▸ The problem
Transcribe the records that follow in their entirety, omitting any pictures.

------

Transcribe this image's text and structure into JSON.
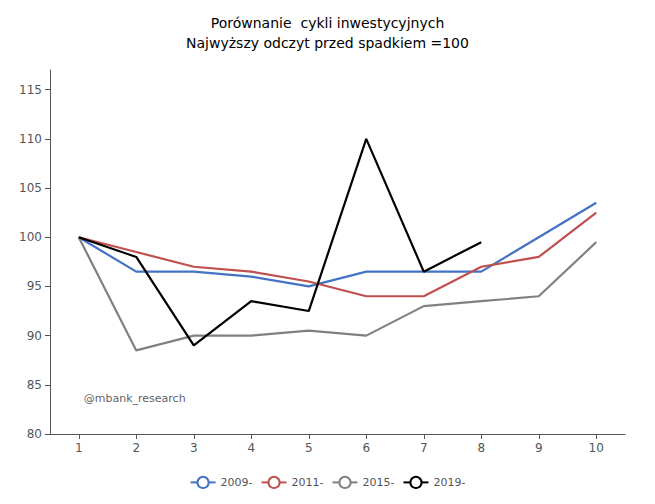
{
  "chart_data": {
    "type": "line",
    "title": "Porównanie  cykli inwestycyjnych\nNajwyższy odczyt przed spadkiem =100",
    "x": [
      1,
      2,
      3,
      4,
      5,
      6,
      7,
      8,
      9,
      10
    ],
    "series": [
      {
        "name": "2009-",
        "color": "#4472C4",
        "values": [
          100,
          96.5,
          96.5,
          96,
          95,
          96.5,
          96.5,
          96.5,
          100,
          103.5
        ]
      },
      {
        "name": "2011-",
        "color": "#C0504D",
        "values": [
          100,
          98.5,
          97,
          96.5,
          95.5,
          94,
          94,
          97,
          98,
          102.5
        ]
      },
      {
        "name": "2015-",
        "color": "#808080",
        "values": [
          100,
          88.5,
          90,
          90,
          90.5,
          90,
          93,
          93.5,
          94,
          99.5
        ]
      },
      {
        "name": "2019-",
        "color": "#000000",
        "values": [
          100,
          98,
          89,
          93.5,
          92.5,
          110,
          96.5,
          99.5,
          null,
          null
        ]
      }
    ],
    "xlim": [
      0.5,
      10.5
    ],
    "xticks": [
      1,
      2,
      3,
      4,
      5,
      6,
      7,
      8,
      9,
      10
    ],
    "ylim": [
      80,
      117
    ],
    "yticks": [
      80,
      85,
      90,
      95,
      100,
      105,
      110,
      115
    ],
    "grid": false,
    "legend": "bottom",
    "annotations": [
      {
        "text": "@mbank_research",
        "x": 1.0,
        "y": 82.5
      }
    ]
  }
}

------

▸ Result of this task
Transcribe this image's text and structure into JSON.
{
  "chart_data": {
    "type": "line",
    "title": "Porównanie  cykli inwestycyjnych\nNajwyższy odczyt przed spadkiem =100",
    "x": [
      1,
      2,
      3,
      4,
      5,
      6,
      7,
      8,
      9,
      10
    ],
    "series": [
      {
        "name": "2009-",
        "color": "#4472C4",
        "values": [
          100,
          96.5,
          96.5,
          96,
          95,
          96.5,
          96.5,
          96.5,
          100,
          103.5
        ]
      },
      {
        "name": "2011-",
        "color": "#C0504D",
        "values": [
          100,
          98.5,
          97,
          96.5,
          95.5,
          94,
          94,
          97,
          98,
          102.5
        ]
      },
      {
        "name": "2015-",
        "color": "#808080",
        "values": [
          100,
          88.5,
          90,
          90,
          90.5,
          90,
          93,
          93.5,
          94,
          99.5
        ]
      },
      {
        "name": "2019-",
        "color": "#000000",
        "values": [
          100,
          98,
          89,
          93.5,
          92.5,
          110,
          96.5,
          99.5,
          null,
          null
        ]
      }
    ],
    "xlim": [
      0.5,
      10.5
    ],
    "xticks": [
      1,
      2,
      3,
      4,
      5,
      6,
      7,
      8,
      9,
      10
    ],
    "ylim": [
      80,
      117
    ],
    "yticks": [
      80,
      85,
      90,
      95,
      100,
      105,
      110,
      115
    ],
    "grid": false,
    "legend": "bottom",
    "annotations": [
      {
        "text": "@mbank_research",
        "x": 1.0,
        "y": 82.5
      }
    ]
  }
}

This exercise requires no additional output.